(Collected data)
..........

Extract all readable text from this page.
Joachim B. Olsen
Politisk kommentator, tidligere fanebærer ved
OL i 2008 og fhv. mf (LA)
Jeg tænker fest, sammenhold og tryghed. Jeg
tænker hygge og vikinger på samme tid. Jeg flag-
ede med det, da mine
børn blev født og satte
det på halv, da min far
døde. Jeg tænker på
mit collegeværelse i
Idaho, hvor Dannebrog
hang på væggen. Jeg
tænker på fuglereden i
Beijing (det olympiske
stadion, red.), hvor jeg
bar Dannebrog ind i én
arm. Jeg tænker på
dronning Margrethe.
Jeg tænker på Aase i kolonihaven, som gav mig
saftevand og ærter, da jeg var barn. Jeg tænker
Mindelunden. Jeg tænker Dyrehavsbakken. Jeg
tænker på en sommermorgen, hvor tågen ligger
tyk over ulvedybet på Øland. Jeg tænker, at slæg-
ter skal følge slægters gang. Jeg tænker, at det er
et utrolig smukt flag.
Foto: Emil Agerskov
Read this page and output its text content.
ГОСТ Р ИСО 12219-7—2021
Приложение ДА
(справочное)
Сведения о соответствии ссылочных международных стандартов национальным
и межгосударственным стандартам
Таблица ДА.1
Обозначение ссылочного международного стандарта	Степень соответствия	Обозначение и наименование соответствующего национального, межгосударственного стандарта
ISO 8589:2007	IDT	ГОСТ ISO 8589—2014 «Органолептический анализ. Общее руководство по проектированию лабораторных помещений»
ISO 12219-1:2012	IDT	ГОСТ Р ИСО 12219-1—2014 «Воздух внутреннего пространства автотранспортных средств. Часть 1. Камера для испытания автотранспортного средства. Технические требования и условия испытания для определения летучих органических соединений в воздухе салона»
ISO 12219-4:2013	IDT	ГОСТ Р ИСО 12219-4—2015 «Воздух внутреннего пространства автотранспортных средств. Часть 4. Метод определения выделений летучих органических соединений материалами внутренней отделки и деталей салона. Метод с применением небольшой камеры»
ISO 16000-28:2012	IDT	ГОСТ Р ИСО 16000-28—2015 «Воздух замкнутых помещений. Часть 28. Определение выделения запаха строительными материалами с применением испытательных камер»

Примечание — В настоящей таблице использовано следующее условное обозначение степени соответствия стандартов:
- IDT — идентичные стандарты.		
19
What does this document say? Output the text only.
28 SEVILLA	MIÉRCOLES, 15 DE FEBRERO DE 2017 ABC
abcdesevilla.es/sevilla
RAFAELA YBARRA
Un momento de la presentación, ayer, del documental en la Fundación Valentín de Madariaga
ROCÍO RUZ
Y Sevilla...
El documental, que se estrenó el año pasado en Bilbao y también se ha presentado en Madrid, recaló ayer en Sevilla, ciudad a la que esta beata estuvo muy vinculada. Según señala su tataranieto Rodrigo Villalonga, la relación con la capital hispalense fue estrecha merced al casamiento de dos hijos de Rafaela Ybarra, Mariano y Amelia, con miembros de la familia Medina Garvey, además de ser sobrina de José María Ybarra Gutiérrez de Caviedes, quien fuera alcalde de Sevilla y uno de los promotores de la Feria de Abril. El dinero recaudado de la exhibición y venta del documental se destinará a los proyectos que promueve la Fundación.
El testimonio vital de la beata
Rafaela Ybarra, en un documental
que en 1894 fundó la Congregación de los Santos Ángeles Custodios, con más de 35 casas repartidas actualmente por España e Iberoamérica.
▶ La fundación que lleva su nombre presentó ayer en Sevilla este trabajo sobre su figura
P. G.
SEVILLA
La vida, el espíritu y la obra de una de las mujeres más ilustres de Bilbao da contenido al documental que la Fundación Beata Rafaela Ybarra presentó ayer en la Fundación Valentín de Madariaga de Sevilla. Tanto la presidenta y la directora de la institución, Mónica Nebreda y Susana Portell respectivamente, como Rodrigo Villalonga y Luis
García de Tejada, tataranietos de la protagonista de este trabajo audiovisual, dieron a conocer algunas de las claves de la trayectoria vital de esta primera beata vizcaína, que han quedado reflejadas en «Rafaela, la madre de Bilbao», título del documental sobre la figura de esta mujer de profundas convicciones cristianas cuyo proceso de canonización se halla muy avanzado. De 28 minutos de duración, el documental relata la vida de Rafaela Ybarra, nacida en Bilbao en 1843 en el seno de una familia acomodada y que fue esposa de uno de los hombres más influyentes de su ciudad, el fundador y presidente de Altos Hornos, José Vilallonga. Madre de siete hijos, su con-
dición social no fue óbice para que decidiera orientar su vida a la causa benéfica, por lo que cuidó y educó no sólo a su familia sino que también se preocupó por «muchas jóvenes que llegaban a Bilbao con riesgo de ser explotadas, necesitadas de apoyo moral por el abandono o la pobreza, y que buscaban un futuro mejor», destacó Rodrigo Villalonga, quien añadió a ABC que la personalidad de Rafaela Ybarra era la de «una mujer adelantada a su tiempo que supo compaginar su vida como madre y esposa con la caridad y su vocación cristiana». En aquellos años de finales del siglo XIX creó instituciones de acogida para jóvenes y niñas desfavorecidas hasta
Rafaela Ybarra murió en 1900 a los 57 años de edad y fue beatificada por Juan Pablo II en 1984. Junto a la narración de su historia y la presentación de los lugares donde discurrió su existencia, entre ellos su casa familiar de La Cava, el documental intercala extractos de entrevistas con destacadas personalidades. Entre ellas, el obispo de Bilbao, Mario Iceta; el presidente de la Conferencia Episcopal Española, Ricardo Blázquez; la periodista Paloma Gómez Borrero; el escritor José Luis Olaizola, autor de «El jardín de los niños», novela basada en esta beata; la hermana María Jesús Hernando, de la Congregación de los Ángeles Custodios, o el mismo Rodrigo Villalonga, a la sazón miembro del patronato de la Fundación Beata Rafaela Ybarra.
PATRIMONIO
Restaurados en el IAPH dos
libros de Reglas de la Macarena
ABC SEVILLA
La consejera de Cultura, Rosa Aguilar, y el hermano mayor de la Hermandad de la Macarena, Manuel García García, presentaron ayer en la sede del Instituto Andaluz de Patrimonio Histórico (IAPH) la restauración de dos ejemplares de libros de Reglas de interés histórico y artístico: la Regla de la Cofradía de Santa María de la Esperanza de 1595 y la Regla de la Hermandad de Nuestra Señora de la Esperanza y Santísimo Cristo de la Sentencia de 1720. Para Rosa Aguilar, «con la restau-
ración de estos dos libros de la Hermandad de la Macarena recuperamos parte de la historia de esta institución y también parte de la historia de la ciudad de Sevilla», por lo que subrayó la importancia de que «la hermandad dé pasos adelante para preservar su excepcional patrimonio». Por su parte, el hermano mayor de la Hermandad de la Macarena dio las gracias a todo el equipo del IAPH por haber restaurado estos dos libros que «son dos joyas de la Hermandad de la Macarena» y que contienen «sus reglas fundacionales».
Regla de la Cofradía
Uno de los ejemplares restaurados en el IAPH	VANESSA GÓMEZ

..........

> [Written instruction]: Extract every line containing the string "Hermandad" from the material.

> [Written answer]:
La consejera de Cultura, Rosa Aguilar, y el hermano mayor de la Hermandad de la Macarena, Manuel García García, presentaron ayer en la sede del Instituto Andaluz de Patrimonio Histórico (IAPH) la restauración de dos ejemplares de libros de Reglas de interés histórico y artístico: la Regla de la Cofradía de Santa María de la Esperanza de 1595 y la Regla de la Hermandad de Nuestra Señora de la Esperanza y Santísimo Cristo de la Sentencia de 1720. Para Rosa Aguilar, «con la restau-
ración de estos dos libros de la Hermandad de la Macarena recuperamos parte de la historia de esta institución y también parte de la historia de la ciudad de Sevilla», por lo que subrayó la importancia de que «la hermandad dé pasos adelante para preservar su excepcional patrimonio». Por su parte, el hermano mayor de la Hermandad de la Macarena dio las gracias a todo el equipo del IAPH por haber restaurado estos dos libros que «son dos joyas de la Hermandad de la Macarena» y que contienen «sus reglas fundacionales».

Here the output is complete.